→ **Task brief**
Set the listing down again in full, word for word, with the pictures left out.

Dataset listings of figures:
====

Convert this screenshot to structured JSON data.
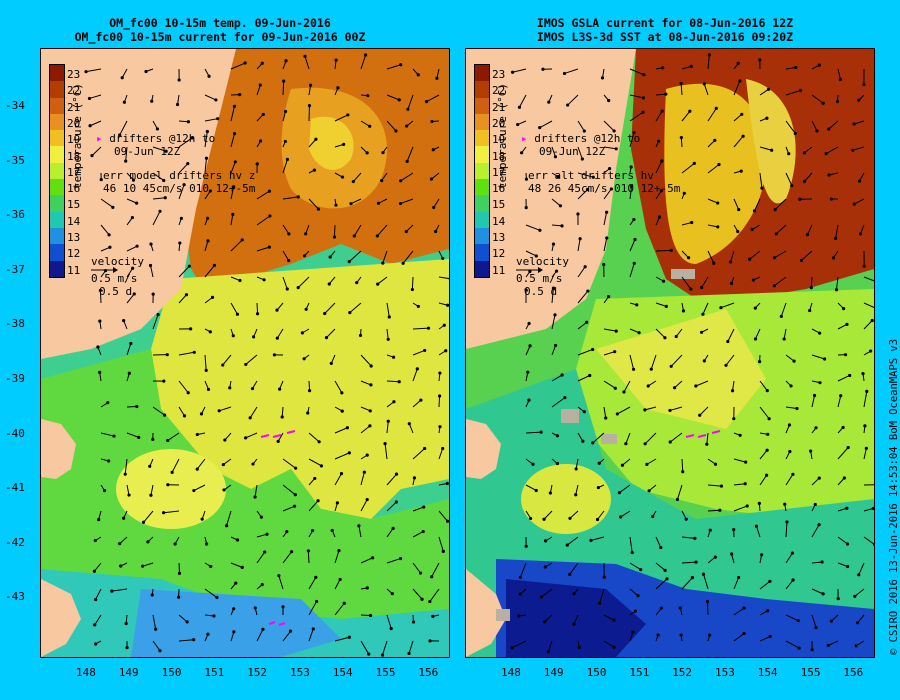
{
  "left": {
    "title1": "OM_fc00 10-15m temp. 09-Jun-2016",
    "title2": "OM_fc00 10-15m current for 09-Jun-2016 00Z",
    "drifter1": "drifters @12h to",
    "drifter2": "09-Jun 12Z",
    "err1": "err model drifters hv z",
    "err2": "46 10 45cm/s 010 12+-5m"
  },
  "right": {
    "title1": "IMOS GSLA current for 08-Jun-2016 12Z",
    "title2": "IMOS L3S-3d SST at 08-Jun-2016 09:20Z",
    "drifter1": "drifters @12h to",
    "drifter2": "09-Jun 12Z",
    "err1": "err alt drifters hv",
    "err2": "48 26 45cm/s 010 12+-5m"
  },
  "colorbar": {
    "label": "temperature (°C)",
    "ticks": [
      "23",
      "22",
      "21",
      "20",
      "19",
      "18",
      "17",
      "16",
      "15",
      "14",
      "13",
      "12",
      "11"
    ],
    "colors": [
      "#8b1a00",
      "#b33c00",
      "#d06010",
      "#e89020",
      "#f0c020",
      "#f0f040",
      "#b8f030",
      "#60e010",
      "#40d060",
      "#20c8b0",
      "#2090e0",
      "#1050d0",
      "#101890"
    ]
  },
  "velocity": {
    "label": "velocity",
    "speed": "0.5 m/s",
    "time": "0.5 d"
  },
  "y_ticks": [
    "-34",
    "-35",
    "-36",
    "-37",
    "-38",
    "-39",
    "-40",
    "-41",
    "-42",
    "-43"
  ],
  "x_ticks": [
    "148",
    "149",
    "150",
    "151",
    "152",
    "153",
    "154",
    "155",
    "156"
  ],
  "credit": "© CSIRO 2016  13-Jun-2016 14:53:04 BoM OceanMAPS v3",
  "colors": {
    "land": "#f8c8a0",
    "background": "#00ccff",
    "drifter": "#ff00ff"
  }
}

====

→ **Task response**
Convert this screenshot to structured JSON data.
{
  "left": {
    "title1": "OM_fc00 10-15m temp. 09-Jun-2016",
    "title2": "OM_fc00 10-15m current for 09-Jun-2016 00Z",
    "drifter1": "drifters @12h to",
    "drifter2": "09-Jun 12Z",
    "err1": "err model drifters hv z",
    "err2": "46 10 45cm/s 010 12+-5m"
  },
  "right": {
    "title1": "IMOS GSLA current for 08-Jun-2016 12Z",
    "title2": "IMOS L3S-3d SST at 08-Jun-2016 09:20Z",
    "drifter1": "drifters @12h to",
    "drifter2": "09-Jun 12Z",
    "err1": "err alt drifters hv",
    "err2": "48 26 45cm/s 010 12+-5m"
  },
  "colorbar": {
    "label": "temperature (°C)",
    "ticks": [
      "23",
      "22",
      "21",
      "20",
      "19",
      "18",
      "17",
      "16",
      "15",
      "14",
      "13",
      "12",
      "11"
    ],
    "colors": [
      "#8b1a00",
      "#b33c00",
      "#d06010",
      "#e89020",
      "#f0c020",
      "#f0f040",
      "#b8f030",
      "#60e010",
      "#40d060",
      "#20c8b0",
      "#2090e0",
      "#1050d0",
      "#101890"
    ]
  },
  "velocity": {
    "label": "velocity",
    "speed": "0.5 m/s",
    "time": "0.5 d"
  },
  "y_ticks": [
    "-34",
    "-35",
    "-36",
    "-37",
    "-38",
    "-39",
    "-40",
    "-41",
    "-42",
    "-43"
  ],
  "x_ticks": [
    "148",
    "149",
    "150",
    "151",
    "152",
    "153",
    "154",
    "155",
    "156"
  ],
  "credit": "© CSIRO 2016  13-Jun-2016 14:53:04 BoM OceanMAPS v3",
  "colors": {
    "land": "#f8c8a0",
    "background": "#00ccff",
    "drifter": "#ff00ff"
  }
}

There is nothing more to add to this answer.